Exercise aim —
Look through the lines of the material and count those containing "ряда". Give that count alone.

::: Given entries

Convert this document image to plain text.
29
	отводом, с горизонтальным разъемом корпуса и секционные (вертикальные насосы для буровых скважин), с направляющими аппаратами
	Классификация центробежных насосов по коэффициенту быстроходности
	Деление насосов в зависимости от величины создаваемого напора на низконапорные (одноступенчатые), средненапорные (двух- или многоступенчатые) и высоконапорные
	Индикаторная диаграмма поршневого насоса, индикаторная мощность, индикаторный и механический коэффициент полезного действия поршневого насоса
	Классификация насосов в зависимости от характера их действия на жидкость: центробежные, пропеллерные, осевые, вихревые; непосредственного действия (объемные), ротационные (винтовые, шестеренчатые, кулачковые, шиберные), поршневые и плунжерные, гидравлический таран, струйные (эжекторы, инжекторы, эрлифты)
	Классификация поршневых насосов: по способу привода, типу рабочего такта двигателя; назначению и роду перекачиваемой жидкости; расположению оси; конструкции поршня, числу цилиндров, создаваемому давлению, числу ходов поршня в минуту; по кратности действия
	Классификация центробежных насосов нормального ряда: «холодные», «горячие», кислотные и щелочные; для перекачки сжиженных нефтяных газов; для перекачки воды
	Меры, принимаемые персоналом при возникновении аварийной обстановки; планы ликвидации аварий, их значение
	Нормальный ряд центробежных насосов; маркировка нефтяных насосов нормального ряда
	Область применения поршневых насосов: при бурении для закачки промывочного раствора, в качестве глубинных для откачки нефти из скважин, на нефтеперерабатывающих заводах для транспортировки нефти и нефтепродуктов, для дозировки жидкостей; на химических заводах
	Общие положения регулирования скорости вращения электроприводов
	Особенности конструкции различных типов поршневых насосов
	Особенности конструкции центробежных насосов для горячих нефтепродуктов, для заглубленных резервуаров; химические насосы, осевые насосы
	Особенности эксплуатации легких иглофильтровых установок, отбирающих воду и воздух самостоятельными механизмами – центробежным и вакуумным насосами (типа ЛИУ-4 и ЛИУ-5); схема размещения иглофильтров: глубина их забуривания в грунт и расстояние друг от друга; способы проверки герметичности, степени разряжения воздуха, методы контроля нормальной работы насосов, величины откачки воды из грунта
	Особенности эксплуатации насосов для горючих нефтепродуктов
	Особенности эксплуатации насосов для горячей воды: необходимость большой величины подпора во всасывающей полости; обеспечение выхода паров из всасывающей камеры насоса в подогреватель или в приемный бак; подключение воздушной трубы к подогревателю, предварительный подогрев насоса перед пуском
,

::::::

Expected output —
2